**Job:** Quote the whole listing word for word. Do not include the pictures.

(Dataset excerpt)
____________________

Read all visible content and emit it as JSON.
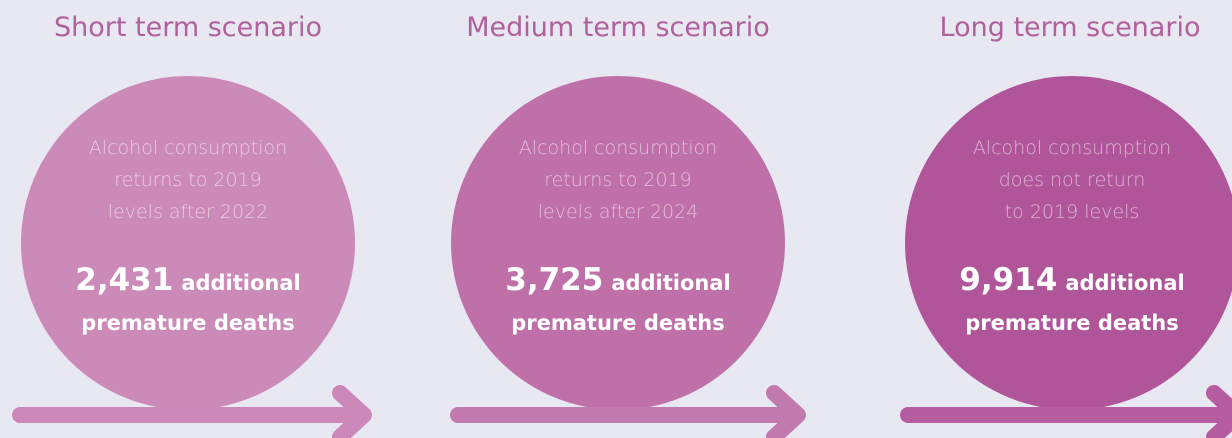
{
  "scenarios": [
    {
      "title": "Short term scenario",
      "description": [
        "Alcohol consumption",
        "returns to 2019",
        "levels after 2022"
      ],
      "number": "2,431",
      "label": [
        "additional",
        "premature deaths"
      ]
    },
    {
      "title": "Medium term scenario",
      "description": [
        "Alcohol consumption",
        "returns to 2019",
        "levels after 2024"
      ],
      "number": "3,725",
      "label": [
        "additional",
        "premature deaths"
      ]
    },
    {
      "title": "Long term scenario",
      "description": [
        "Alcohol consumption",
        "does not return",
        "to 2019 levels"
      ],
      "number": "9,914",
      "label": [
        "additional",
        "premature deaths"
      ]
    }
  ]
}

____________________

**Response for this exercise:**
Read all visible content and emit it as JSON.
{
  "scenarios": [
    {
      "title": "Short term scenario",
      "description": [
        "Alcohol consumption",
        "returns to 2019",
        "levels after 2022"
      ],
      "number": "2,431",
      "label": [
        "additional",
        "premature deaths"
      ]
    },
    {
      "title": "Medium term scenario",
      "description": [
        "Alcohol consumption",
        "returns to 2019",
        "levels after 2024"
      ],
      "number": "3,725",
      "label": [
        "additional",
        "premature deaths"
      ]
    },
    {
      "title": "Long term scenario",
      "description": [
        "Alcohol consumption",
        "does not return",
        "to 2019 levels"
      ],
      "number": "9,914",
      "label": [
        "additional",
        "premature deaths"
      ]
    }
  ]
}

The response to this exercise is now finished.